▶ Dataset entries:
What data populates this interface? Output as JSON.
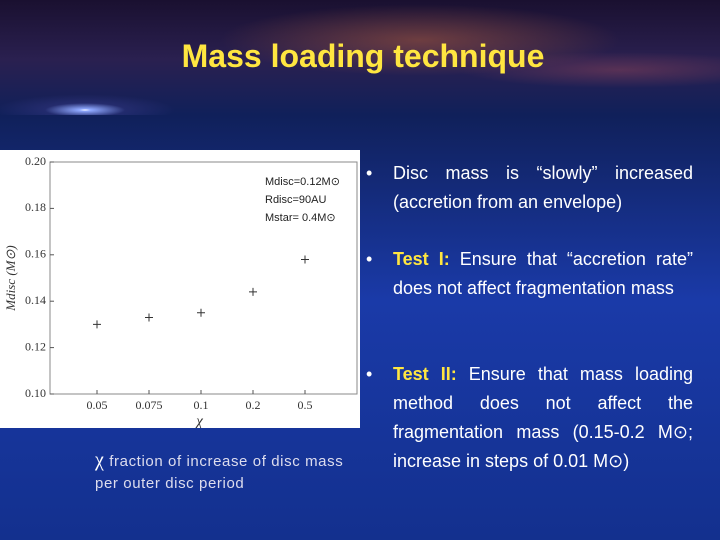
{
  "title": "Mass loading technique",
  "chart_data": {
    "type": "scatter",
    "categories": [
      "0.05",
      "0.075",
      "0.1",
      "0.2",
      "0.5"
    ],
    "values": [
      0.13,
      0.133,
      0.135,
      0.144,
      0.158
    ],
    "ylim": [
      0.1,
      0.2
    ],
    "yticks": [
      {
        "value": 0.1,
        "label": "0.10"
      },
      0.12,
      0.14,
      0.16,
      0.18,
      {
        "value": 0.2,
        "label": "0.20"
      }
    ],
    "xlabel": "χ",
    "ylabel": "Mdisc (M⊙)",
    "color": "#333333",
    "annotations": [
      "Mdisc=0.12M⊙",
      "Rdisc=90AU",
      "Mstar= 0.4M⊙"
    ]
  },
  "caption": {
    "symbol": "χ",
    "text": "fraction of increase of disc mass per outer disc period"
  },
  "bullets": [
    {
      "text": "Disc mass is “slowly” increased (accretion from an envelope)"
    },
    {
      "label": "Test I:",
      "text": "Ensure that “accretion rate” does not affect fragmentation mass"
    },
    {
      "label": "Test II:",
      "text": "Ensure that mass loading method does not affect the fragmentation mass (0.15-0.2 M⊙; increase in steps of 0.01 M⊙)"
    }
  ]
}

▶ What is being asked: Where does the word "loading" appear in the listing? List each line that holds it.

▶ Reply to the task:
  "title": "Mass loading technique",
      "text": "Ensure that mass loading method does not affect the fragmentation mass (0.15-0.2 M⊙; increase in steps of 0.01 M⊙)"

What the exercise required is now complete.